* **What to work on**: Repeat the lines below exactly as they appear, but leave out the images.

§ §

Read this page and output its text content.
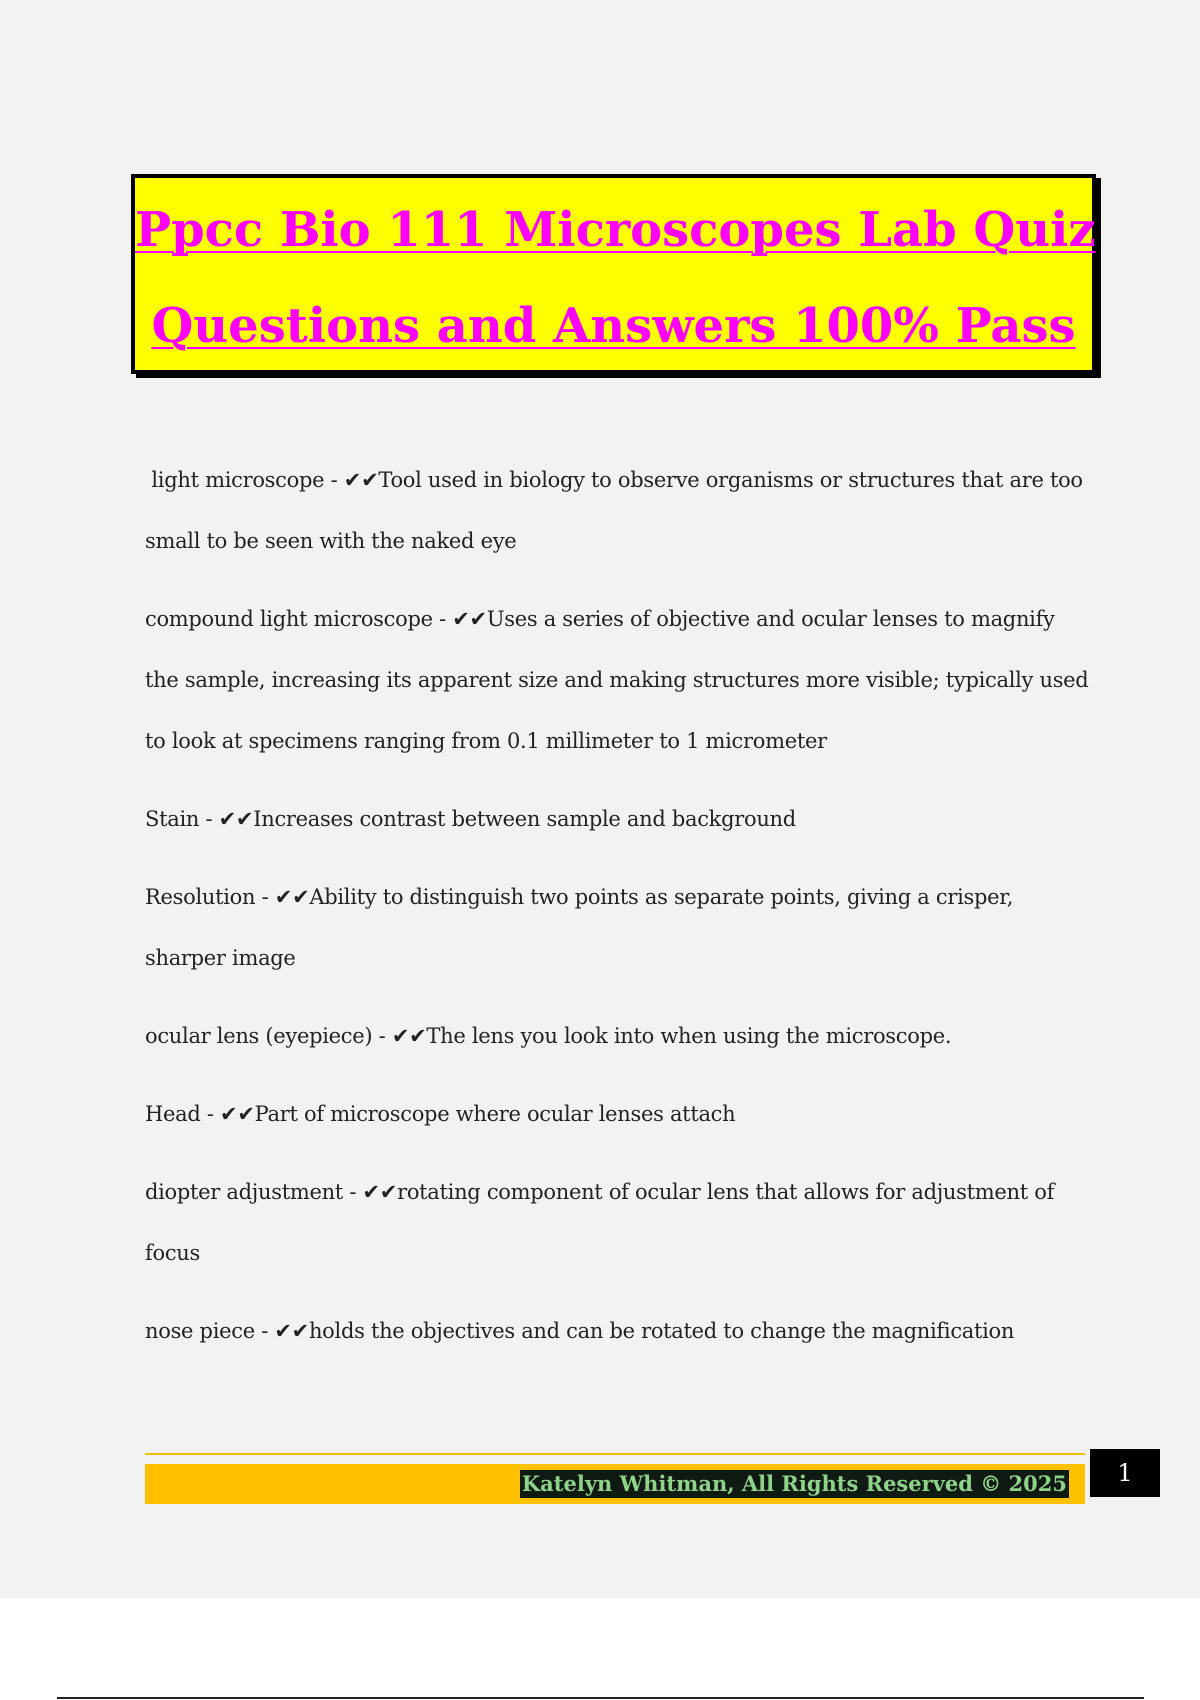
Ppcc Bio 111 Microscopes Lab Quiz
Questions and Answers 100% Pass

light microscope - ✔✔Tool used in biology to observe organisms or structures that are too small to be seen with the naked eye

compound light microscope - ✔✔Uses a series of objective and ocular lenses to magnify the sample, increasing its apparent size and making structures more visible; typically used to look at specimens ranging from 0.1 millimeter to 1 micrometer

Stain - ✔✔Increases contrast between sample and background

Resolution - ✔✔Ability to distinguish two points as separate points, giving a crisper, sharper image

ocular lens (eyepiece) - ✔✔The lens you look into when using the microscope.

Head - ✔✔Part of microscope where ocular lenses attach

diopter adjustment - ✔✔rotating component of ocular lens that allows for adjustment of focus

nose piece - ✔✔holds the objectives and can be rotated to change the magnification

Katelyn Whitman, All Rights Reserved © 2025	1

§ §

* **Solution to this problem**:
Read this page and output its text content.
Ppcc Bio 111 Microscopes Lab Quiz
Questions and Answers 100% Pass

light microscope - ✔✔Tool used in biology to observe organisms or structures that are too small to be seen with the naked eye

compound light microscope - ✔✔Uses a series of objective and ocular lenses to magnify the sample, increasing its apparent size and making structures more visible; typically used to look at specimens ranging from 0.1 millimeter to 1 micrometer

Stain - ✔✔Increases contrast between sample and background

Resolution - ✔✔Ability to distinguish two points as separate points, giving a crisper, sharper image

ocular lens (eyepiece) - ✔✔The lens you look into when using the microscope.

Head - ✔✔Part of microscope where ocular lenses attach

diopter adjustment - ✔✔rotating component of ocular lens that allows for adjustment of focus

nose piece - ✔✔holds the objectives and can be rotated to change the magnification

Katelyn Whitman, All Rights Reserved © 2025	1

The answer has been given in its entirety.